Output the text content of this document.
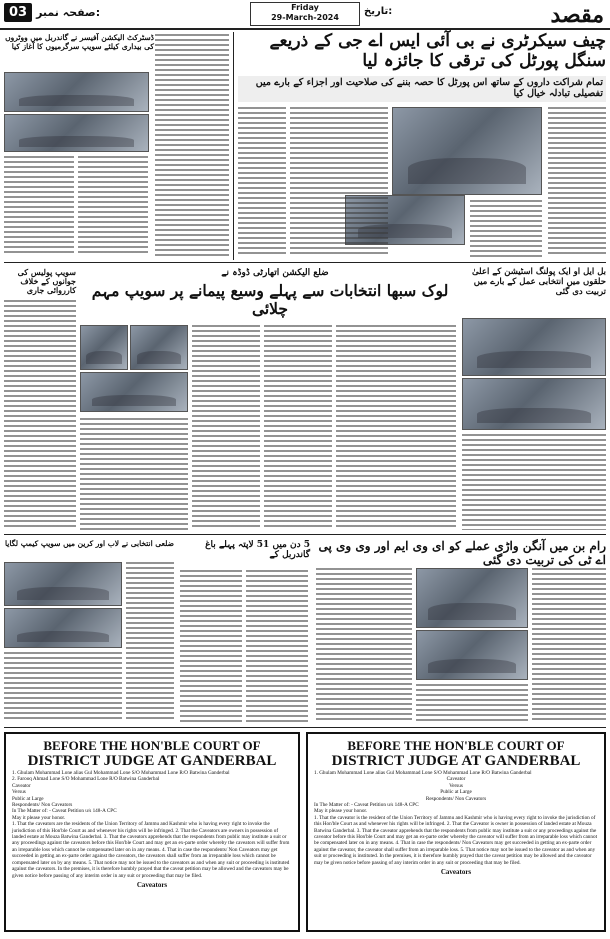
03 صفحہ نمبر:	Friday
29-March-2024
تاریخ:	مقصد
چیف سیکرٹری نے بی آئی ایس اے جی کے ذریعے سنگل پورٹل کی ترقی کا جائزہ لیا
تمام شراکت داروں کے ساتھ اس پورٹل کا حصہ بننے کی صلاحیت اور اجزاء کے بارے میں تفصیلی تبادلہ خیال کیا
ڈسٹرکٹ الیکشن آفیسر نے گاندربل میں ووٹروں کی بیداری کیلئے سویپ سرگرمیوں کا آغاز کیا
ضلع الیکشن اتھارٹی ڈوڈہ نے
لوک سبھا انتخابات سے پہلے وسیع پیمانے پر سویپ مہم چلائی
سویپ پولیس کی جوانوں کے خلاف کارروائی جاری
بل ایل او ایک پولنگ اسٹیشن کے اعلیٰ حلقوں میں انتخابی عمل کے بارے میں تربیت دی گئی
ضلعی انتخابی نے لاب اور کرین میں سویپ کیمپ لگایا	5 دن میں 51 لاپتہ پہلے باغ گاندربل کے
رام بن میں آنگن واڑی عملے کو ای وی ایم اور وی وی پی اے ٹی کی تربیت دی گئی
BEFORE THE HON'BLE COURT OF
DISTRICT JUDGE AT GANDERBAL

1. Ghulam Mohammad Lone alias Gul Mohammad Lone S/O Mohammad Lone R/O Batwina Ganderbal

2. Farooq Ahmad Lone S/O Mohammad Lone R/O Batwina Ganderbal

Caveator

Versus

Public at Large

Respondents/ Non Caveators

In The Matter of: - Caveat Petition u/s 148-A CPC

May it please your honor.

1. That the caveators are the residents of the Union Territory of Jammu and Kashmir who is having every right to invoke the jurisdiction of this Hon'ble Court as and whenever his rights will be infringed. 2. That the Caveators are owners in possession of landed estate at Mouza Batwina Ganderbal. 3. That the caveators apprehends that the respondents from public may institute a suit or any proceedings against the caveators before this Hon'ble Court and may get an ex-parte order whereby the caveators will suffer from an irreparable loss which cannot be compensated later on in any means. 4. That in case the respondents/ Non Caveators may get succeeded in getting an ex-parte order against the caveators, the caveators shall suffer from an irreparable loss which cannot be compensated later on by any means. 5. That notice may not be issued to the caveators as and when any suit or proceeding is instituted against the caveators. In the premises, it is therefore humbly prayed that the caveat petition may be allowed and the caveators may be given notice before passing of any interim order in any suit or proceeding that may be filed.

Caveators
BEFORE THE HON'BLE COURT OF
DISTRICT JUDGE AT GANDERBAL

1. Ghulam Mohammad Lone alias Gul Mohammad Lone S/O Mohammad Lone R/O Batwina Ganderbal

Caveator

Versus

Public at Large

Respondents/ Non Caveators

In The Matter of: - Caveat Petition u/s 148-A CPC

May it please your honor.

1. That the caveator is the resident of the Union Territory of Jammu and Kashmir who is having every right to invoke the jurisdiction of this Hon'ble Court as and whenever his rights will be infringed. 2. That the Caveator is owner in possession of landed estate at Mouza Batwina Ganderbal. 3. That the caveator apprehends that the respondents from public may institute a suit or any proceedings against the caveator before this Hon'ble Court and may get an ex-parte order whereby the caveator will suffer from an irreparable loss which cannot be compensated later on in any means. 4. That in case the respondents/ Non Caveators may get succeeded in getting an ex-parte order against the caveator, the caveator shall suffer from an irreparable loss. 5. That notice may not be issued to the caveator as and when any suit or proceeding is instituted. In the premises, it is therefore humbly prayed that the caveat petition may be allowed and the caveator may be given notice before passing of any interim order in any suit or proceeding that may be filed.

Caveators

::::

● **Written task**
Copy all the records above exactly, but leave out the pictures.

● **Response to the exercise**
Output the text content of this document.
03 صفحہ نمبر:	Friday
29-March-2024
تاریخ:	مقصد
چیف سیکرٹری نے بی آئی ایس اے جی کے ذریعے سنگل پورٹل کی ترقی کا جائزہ لیا
تمام شراکت داروں کے ساتھ اس پورٹل کا حصہ بننے کی صلاحیت اور اجزاء کے بارے میں تفصیلی تبادلہ خیال کیا
ڈسٹرکٹ الیکشن آفیسر نے گاندربل میں ووٹروں کی بیداری کیلئے سویپ سرگرمیوں کا آغاز کیا
ضلع الیکشن اتھارٹی ڈوڈہ نے
لوک سبھا انتخابات سے پہلے وسیع پیمانے پر سویپ مہم چلائی
سویپ پولیس کی جوانوں کے خلاف کارروائی جاری
بل ایل او ایک پولنگ اسٹیشن کے اعلیٰ حلقوں میں انتخابی عمل کے بارے میں تربیت دی گئی
ضلعی انتخابی نے لاب اور کرین میں سویپ کیمپ لگایا	5 دن میں 51 لاپتہ پہلے باغ گاندربل کے
رام بن میں آنگن واڑی عملے کو ای وی ایم اور وی وی پی اے ٹی کی تربیت دی گئی
BEFORE THE HON'BLE COURT OF
DISTRICT JUDGE AT GANDERBAL

1. Ghulam Mohammad Lone alias Gul Mohammad Lone S/O Mohammad Lone R/O Batwina Ganderbal

2. Farooq Ahmad Lone S/O Mohammad Lone R/O Batwina Ganderbal

Caveator

Versus

Public at Large

Respondents/ Non Caveators

In The Matter of: - Caveat Petition u/s 148-A CPC

May it please your honor.

1. That the caveators are the residents of the Union Territory of Jammu and Kashmir who is having every right to invoke the jurisdiction of this Hon'ble Court as and whenever his rights will be infringed. 2. That the Caveators are owners in possession of landed estate at Mouza Batwina Ganderbal. 3. That the caveators apprehends that the respondents from public may institute a suit or any proceedings against the caveators before this Hon'ble Court and may get an ex-parte order whereby the caveators will suffer from an irreparable loss which cannot be compensated later on in any means. 4. That in case the respondents/ Non Caveators may get succeeded in getting an ex-parte order against the caveators, the caveators shall suffer from an irreparable loss which cannot be compensated later on by any means. 5. That notice may not be issued to the caveators as and when any suit or proceeding is instituted against the caveators. In the premises, it is therefore humbly prayed that the caveat petition may be allowed and the caveators may be given notice before passing of any interim order in any suit or proceeding that may be filed.

Caveators
BEFORE THE HON'BLE COURT OF
DISTRICT JUDGE AT GANDERBAL

1. Ghulam Mohammad Lone alias Gul Mohammad Lone S/O Mohammad Lone R/O Batwina Ganderbal

Caveator

Versus

Public at Large

Respondents/ Non Caveators

In The Matter of: - Caveat Petition u/s 148-A CPC

May it please your honor.

1. That the caveator is the resident of the Union Territory of Jammu and Kashmir who is having every right to invoke the jurisdiction of this Hon'ble Court as and whenever his rights will be infringed. 2. That the Caveator is owner in possession of landed estate at Mouza Batwina Ganderbal. 3. That the caveator apprehends that the respondents from public may institute a suit or any proceedings against the caveator before this Hon'ble Court and may get an ex-parte order whereby the caveator will suffer from an irreparable loss which cannot be compensated later on in any means. 4. That in case the respondents/ Non Caveators may get succeeded in getting an ex-parte order against the caveator, the caveator shall suffer from an irreparable loss. 5. That notice may not be issued to the caveator as and when any suit or proceeding is instituted. In the premises, it is therefore humbly prayed that the caveat petition may be allowed and the caveator may be given notice before passing of any interim order in any suit or proceeding that may be filed.

Caveators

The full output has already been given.